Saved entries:

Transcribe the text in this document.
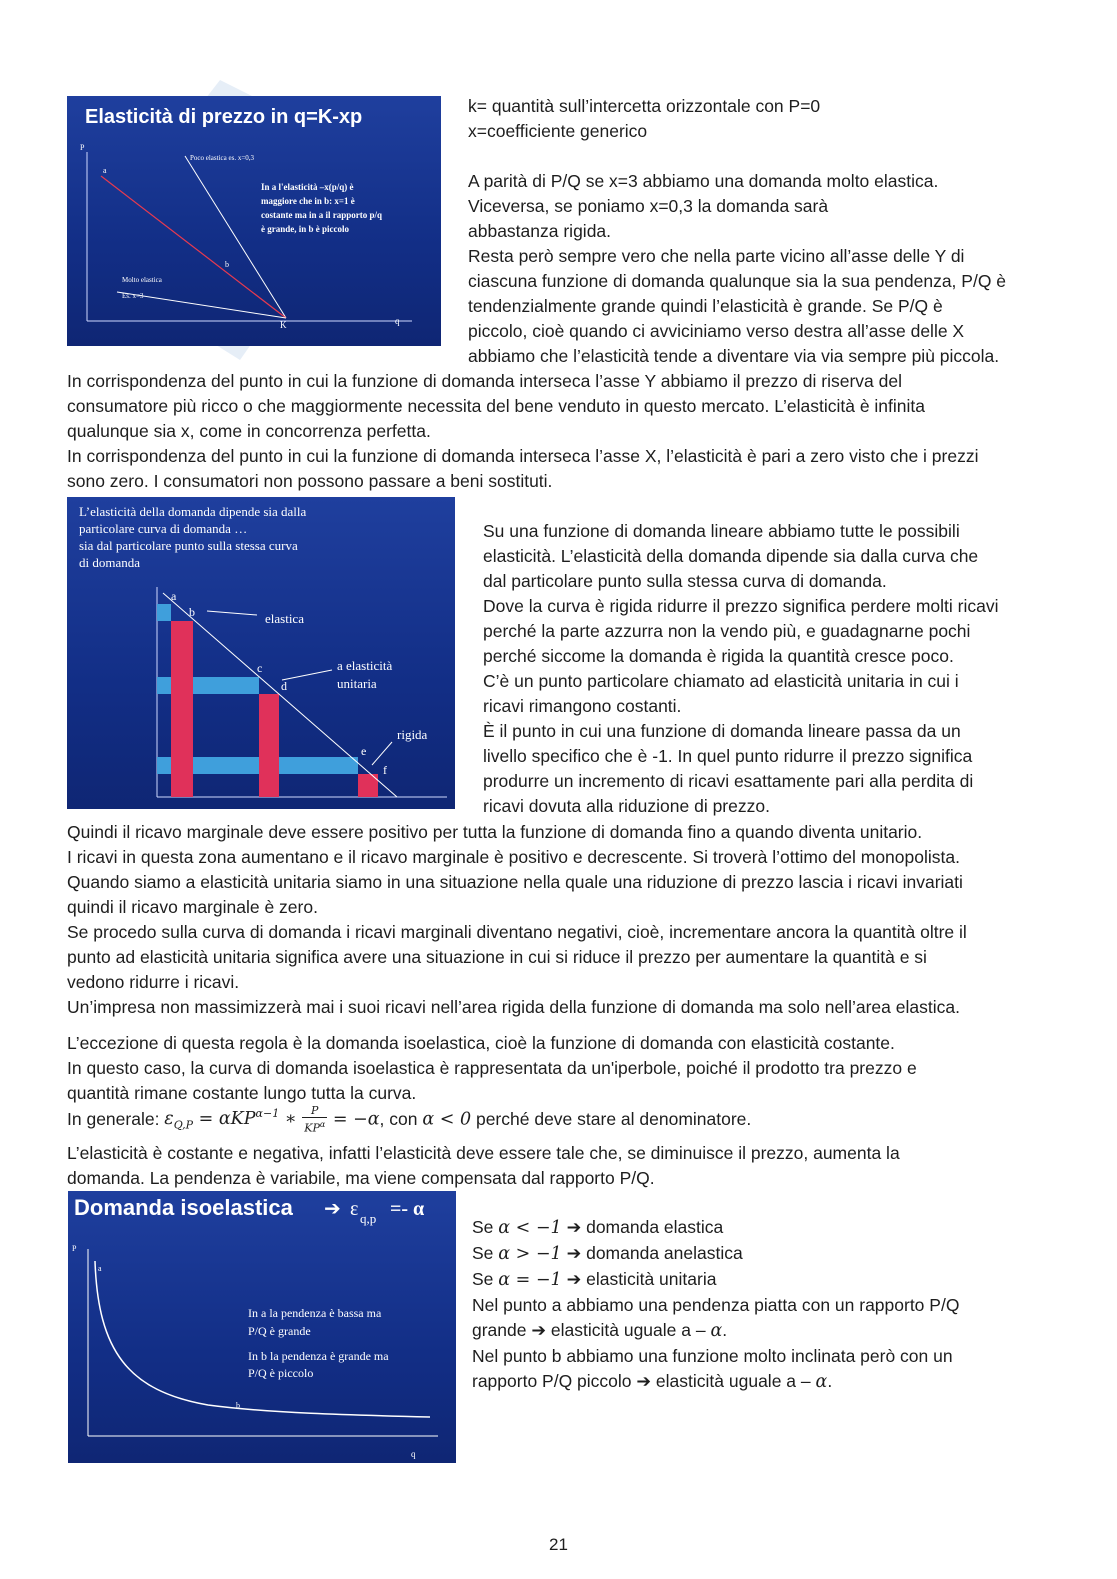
Elasticità di prezzo in q=K-xp
P
q
K
a
b
Poco elastica es. x=0,3
In a l'elasticità –x(p/q) è
maggiore che in b: x=1 è
costante ma in a il rapporto p/q
è grande, in b è piccolo
Molto elastica
Es. x=3

k= quantità sull’intercetta orizzontale con P=0

x=coefficiente generico

A parità di P/Q se x=3 abbiamo una domanda molto elastica.

Viceversa, se poniamo x=0,3 la domanda sarà

abbastanza rigida.

Resta però sempre vero che nella parte vicino all’asse delle Y di

ciascuna funzione di domanda qualunque sia la sua pendenza, P/Q è

tendenzialmente grande quindi l’elasticità è grande. Se P/Q è

piccolo, cioè quando ci avviciniamo verso destra all’asse delle X

abbiamo che l’elasticità tende a diventare via via sempre più piccola.

In corrispondenza del punto in cui la funzione di domanda interseca l’asse Y abbiamo il prezzo di riserva del

consumatore più ricco o che maggiormente necessita del bene venduto in questo mercato. L’elasticità è infinita

qualunque sia x, come in concorrenza perfetta.

In corrispondenza del punto in cui la funzione di domanda interseca l’asse X, l’elasticità è pari a zero visto che i prezzi

sono zero. I consumatori non possono passare a beni sostituti.

L’elasticità della domanda dipende sia dalla
particolare curva di domanda …
sia dal particolare punto sulla stessa curva
di domanda
a
b
c
d
e
f
elastica
a elasticità
unitaria
rigida

Su una funzione di domanda lineare abbiamo tutte le possibili

elasticità. L’elasticità della domanda dipende sia dalla curva che

dal particolare punto sulla stessa curva di domanda.

Dove la curva è rigida ridurre il prezzo significa perdere molti ricavi

perché la parte azzurra non la vendo più, e guadagnarne pochi

perché siccome la domanda è rigida la quantità cresce poco.

C’è un punto particolare chiamato ad elasticità unitaria in cui i

ricavi rimangono costanti.

È il punto in cui una funzione di domanda lineare passa da un

livello specifico che è -1. In quel punto ridurre il prezzo significa

produrre un incremento di ricavi esattamente pari alla perdita di

ricavi dovuta alla riduzione di prezzo.

Quindi il ricavo marginale deve essere positivo per tutta la funzione di domanda fino a quando diventa unitario.

I ricavi in questa zona aumentano e il ricavo marginale è positivo e decrescente. Si troverà l’ottimo del monopolista.

Quando siamo a elasticità unitaria siamo in una situazione nella quale una riduzione di prezzo lascia i ricavi invariati

quindi il ricavo marginale è zero.

Se procedo sulla curva di domanda i ricavi marginali diventano negativi, cioè, incrementare ancora la quantità oltre il

punto ad elasticità unitaria significa avere una situazione in cui si riduce il prezzo per aumentare la quantità e si

vedono ridurre i ricavi.

Un’impresa non massimizzerà mai i suoi ricavi nell’area rigida della funzione di domanda ma solo nell’area elastica.

L’eccezione di questa regola è la domanda isoelastica, cioè la funzione di domanda con elasticità costante.

In questo caso, la curva di domanda isoelastica è rappresentata da un'iperbole, poiché il prodotto tra prezzo e

quantità rimane costante lungo tutta la curva.

In generale: $\varepsilon_{Q,P} = \alpha KP^{\alpha-1}$ ∗ P
$KP^\alpha = -\alpha$, con α < 0 perché deve stare al denominatore.

L’elasticità è costante e negativa, infatti l’elasticità deve essere tale che, se diminuisce il prezzo, aumenta la

domanda. La pendenza è variabile, ma viene compensata dal rapporto P/Q.

Domanda isoelastica ➔ ε q,p =- α
P
q
a
b
In a la pendenza è bassa ma
P/Q è grande
In b la pendenza è grande ma
P/Q è piccolo

Se α < −1 ➔ domanda elastica

Se α > −1 ➔ domanda anelastica

Se α = −1 ➔ elasticità unitaria

Nel punto a abbiamo una pendenza piatta con un rapporto P/Q

grande ➔ elasticità uguale a – α.

Nel punto b abbiamo una funzione molto inclinata però con un

rapporto P/Q piccolo ➔ elasticità uguale a – α.

21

**EXERCISE PROMPT:**
Pick out the lines that have the word "deve". Copy them all.

**REPLY TO THE TASK:**
Quindi il ricavo marginale deve essere positivo per tutta la funzione di domanda fino a quando diventa unitario.
$KP^\alpha = -\alpha$, con α < 0 perché deve stare al denominatore.
L’elasticità è costante e negativa, infatti l’elasticità deve essere tale che, se diminuisce il prezzo, aumenta la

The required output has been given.